▸ 抜粋本文
• • • • • • •
逗子市まちづくり条例前文 of save-our-kotsubo


前文
逗子市の豊かな自然は、そこに居住してきた市民が生活する上で日常的に触れ、創造的に育んできた自然である。言い換えれば遠方に出かけて仰ぎ見、感嘆する自然ではなく、庭先に立ち、街路を歩き、岸壁に休んでほとんど無意識に視界にとらえる住宅街を埋める木々の緑であり、三方を取り囲む低い稜線であり、相模湾に開けた砂浜を洗う波涛はとうである。この自然は、生活に溶け込んでいるが故に、慌ただしい市民生活で派生するいら立ち・心的ストレスを和らげ、身体的な病すらいやしてきた。それは逗子市が、日本の近代化をくぐった百年にも及ぶ長い年月、その風波に最も強くさらされた首都圏の、身近で豊潤な保養地・療養地の役割を担ってきた歴史に如実に込められている。
逗子市のまちづくりを担う者は、市民生活に溶け込んだ自然が近代市民生活の心的・肉体的病をいやしてきた歴史を自覚し、自己抑制と全体の調和に心して逗子市のかけがえのない遺産を次世代に引き継がなければならない。
その使命が生かされるためには、まずなにより逗子市に居住する市民の主体的な参画が不可欠の要件である。
具体的には、「土地については公共の福祉を優先させるものとする」という理念を踏まえ、本市のあるべき都市像を定めた基本構想と環境の保全及び創造についての基本理念に基づき、市民、事業者及び市は協働して取り組んでいかなければならない。
• • • • • • •
▸ 提供データ
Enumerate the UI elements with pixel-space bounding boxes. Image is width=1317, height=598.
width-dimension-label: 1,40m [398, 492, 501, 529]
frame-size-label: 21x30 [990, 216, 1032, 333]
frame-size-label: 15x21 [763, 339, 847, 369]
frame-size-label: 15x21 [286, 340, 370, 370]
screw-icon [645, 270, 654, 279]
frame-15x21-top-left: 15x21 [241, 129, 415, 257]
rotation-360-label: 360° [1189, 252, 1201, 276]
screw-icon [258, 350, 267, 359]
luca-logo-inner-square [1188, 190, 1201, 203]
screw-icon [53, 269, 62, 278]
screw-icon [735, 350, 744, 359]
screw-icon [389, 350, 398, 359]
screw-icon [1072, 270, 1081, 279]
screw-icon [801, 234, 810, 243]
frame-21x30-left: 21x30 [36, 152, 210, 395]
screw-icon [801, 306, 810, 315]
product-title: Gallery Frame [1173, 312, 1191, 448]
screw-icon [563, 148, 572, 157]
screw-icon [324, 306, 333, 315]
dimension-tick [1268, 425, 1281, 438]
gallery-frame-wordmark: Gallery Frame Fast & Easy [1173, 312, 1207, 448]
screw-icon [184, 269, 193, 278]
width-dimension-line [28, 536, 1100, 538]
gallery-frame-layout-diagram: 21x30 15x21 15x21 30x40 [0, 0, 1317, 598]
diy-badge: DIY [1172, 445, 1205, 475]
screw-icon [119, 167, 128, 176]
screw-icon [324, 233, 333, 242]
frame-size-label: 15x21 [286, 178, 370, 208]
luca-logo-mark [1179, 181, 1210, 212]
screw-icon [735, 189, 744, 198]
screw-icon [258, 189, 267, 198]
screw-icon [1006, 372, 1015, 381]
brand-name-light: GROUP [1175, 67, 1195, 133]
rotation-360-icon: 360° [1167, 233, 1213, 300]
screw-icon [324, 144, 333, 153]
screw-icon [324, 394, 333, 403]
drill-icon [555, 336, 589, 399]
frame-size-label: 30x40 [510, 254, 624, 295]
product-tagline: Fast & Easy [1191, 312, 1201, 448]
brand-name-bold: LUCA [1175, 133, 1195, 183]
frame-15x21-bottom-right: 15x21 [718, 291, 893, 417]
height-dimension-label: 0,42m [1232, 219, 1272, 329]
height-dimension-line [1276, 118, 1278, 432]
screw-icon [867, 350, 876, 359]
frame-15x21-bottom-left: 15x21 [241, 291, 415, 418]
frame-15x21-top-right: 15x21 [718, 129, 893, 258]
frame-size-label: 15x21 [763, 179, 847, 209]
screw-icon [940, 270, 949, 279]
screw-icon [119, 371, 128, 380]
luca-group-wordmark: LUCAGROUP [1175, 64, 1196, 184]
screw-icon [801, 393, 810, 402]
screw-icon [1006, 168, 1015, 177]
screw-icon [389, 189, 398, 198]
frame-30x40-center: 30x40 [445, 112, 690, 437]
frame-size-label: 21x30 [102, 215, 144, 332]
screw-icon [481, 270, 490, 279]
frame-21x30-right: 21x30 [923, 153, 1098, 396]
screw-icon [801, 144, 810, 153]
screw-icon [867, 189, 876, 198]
• • • • • • •
▸ 課題一覧
**a)** 前文によれば、逗子市は百年にも及ぶ長い年月、首都圏においてどのような役割を担ってきたか。
**b)** 前文が、協働して取り組まなければならない主体として挙げているものをすべて列挙せよ。
これらの行は使用しません。

▸ 課題別の解答
**a)** 身近で豊潤な保養地・療養地の役割を担ってきた。

**b)** 市民、事業者、市